▶ _What you will do_: Identify the lines bearing the string "this" and gather them.

<<<<

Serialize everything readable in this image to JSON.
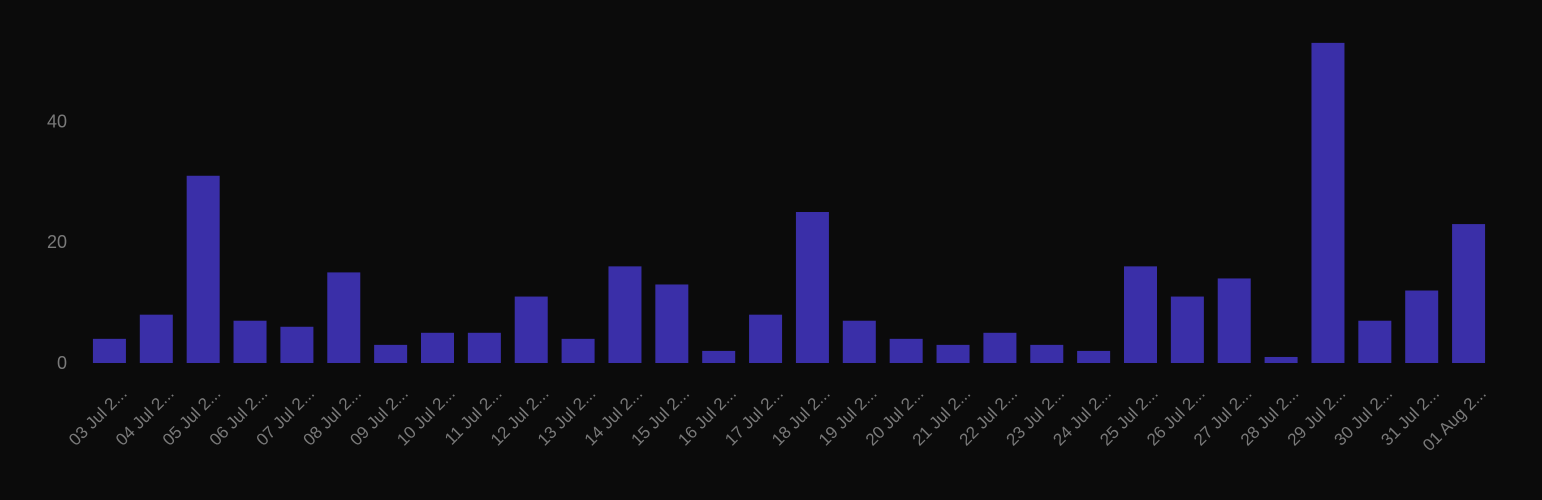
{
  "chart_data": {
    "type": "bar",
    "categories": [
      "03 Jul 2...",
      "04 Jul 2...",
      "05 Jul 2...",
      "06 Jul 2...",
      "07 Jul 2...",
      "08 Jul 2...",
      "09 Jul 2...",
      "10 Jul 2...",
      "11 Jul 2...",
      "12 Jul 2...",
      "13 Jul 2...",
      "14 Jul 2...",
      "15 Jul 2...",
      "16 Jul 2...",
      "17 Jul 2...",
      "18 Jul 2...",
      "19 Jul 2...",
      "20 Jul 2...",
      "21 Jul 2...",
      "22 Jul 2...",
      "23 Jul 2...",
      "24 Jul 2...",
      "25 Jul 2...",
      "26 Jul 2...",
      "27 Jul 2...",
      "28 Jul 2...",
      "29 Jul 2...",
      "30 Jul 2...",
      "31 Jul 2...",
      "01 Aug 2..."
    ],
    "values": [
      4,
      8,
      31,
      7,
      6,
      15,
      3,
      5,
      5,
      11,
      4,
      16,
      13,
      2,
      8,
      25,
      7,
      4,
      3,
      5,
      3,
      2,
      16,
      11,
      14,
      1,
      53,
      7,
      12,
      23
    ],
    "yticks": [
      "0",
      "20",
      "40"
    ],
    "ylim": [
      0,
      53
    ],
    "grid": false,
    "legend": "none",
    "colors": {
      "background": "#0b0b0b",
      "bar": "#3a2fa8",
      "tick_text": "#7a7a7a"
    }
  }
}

>>>>
<<<<

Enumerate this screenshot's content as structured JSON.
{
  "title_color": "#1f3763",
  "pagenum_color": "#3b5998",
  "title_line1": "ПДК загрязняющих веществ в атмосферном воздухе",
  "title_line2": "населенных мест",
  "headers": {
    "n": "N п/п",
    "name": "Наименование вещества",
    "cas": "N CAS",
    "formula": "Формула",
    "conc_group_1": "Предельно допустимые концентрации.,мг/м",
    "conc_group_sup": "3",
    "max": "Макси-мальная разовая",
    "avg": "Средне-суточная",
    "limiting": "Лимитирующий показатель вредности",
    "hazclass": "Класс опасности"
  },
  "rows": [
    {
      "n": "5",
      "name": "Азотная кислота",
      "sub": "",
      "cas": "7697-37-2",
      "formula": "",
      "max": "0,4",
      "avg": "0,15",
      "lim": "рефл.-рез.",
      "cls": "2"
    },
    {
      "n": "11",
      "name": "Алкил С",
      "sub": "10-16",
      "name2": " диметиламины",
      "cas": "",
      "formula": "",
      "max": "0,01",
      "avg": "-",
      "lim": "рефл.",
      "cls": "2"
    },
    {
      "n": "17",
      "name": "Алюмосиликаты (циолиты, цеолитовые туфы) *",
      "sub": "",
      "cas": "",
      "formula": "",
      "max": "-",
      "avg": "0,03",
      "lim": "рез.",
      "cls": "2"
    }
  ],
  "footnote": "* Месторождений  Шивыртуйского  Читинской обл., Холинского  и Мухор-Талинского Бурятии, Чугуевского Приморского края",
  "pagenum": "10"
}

>>>>

▶ _Full solution_:
Serialize everything readable in this image to JSON.
Enumerate this screenshot's content as structured JSON.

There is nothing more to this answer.